┌────────

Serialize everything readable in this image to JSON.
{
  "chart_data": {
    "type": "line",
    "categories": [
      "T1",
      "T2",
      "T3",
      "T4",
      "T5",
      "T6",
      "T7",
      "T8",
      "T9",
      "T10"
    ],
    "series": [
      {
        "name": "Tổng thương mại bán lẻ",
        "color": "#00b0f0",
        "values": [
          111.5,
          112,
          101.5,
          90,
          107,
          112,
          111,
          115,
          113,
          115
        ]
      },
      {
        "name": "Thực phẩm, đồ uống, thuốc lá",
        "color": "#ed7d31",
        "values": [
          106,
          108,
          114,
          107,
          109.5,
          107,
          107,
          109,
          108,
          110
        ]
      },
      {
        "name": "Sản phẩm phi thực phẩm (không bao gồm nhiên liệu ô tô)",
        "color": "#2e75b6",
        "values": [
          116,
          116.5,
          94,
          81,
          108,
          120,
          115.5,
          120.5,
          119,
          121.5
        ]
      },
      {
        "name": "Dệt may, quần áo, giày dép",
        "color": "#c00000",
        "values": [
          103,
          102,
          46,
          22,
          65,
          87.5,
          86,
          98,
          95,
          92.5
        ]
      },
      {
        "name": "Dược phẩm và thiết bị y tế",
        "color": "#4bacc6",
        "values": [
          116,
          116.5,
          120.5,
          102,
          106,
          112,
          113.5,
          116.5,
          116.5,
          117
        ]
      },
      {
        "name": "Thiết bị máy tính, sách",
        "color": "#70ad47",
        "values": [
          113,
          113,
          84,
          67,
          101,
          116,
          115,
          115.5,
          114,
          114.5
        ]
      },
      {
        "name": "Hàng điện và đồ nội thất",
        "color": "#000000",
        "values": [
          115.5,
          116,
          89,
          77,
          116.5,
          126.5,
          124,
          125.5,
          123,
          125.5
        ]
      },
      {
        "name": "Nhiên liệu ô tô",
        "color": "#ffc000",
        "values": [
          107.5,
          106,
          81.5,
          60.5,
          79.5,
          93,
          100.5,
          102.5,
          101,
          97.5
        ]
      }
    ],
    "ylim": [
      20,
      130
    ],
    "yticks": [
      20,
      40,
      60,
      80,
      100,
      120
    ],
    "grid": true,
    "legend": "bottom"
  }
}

└────────

▸ Your task:
Using the material above, report each line where "name" occurs.

▸ Completed task:
        "name": "Tổng thương mại bán lẻ",
        "name": "Thực phẩm, đồ uống, thuốc lá",
        "name": "Sản phẩm phi thực phẩm (không bao gồm nhiên liệu ô tô)",
        "name": "Dệt may, quần áo, giày dép",
        "name": "Dược phẩm và thiết bị y tế",
        "name": "Thiết bị máy tính, sách",
        "name": "Hàng điện và đồ nội thất",
        "name": "Nhiên liệu ô tô",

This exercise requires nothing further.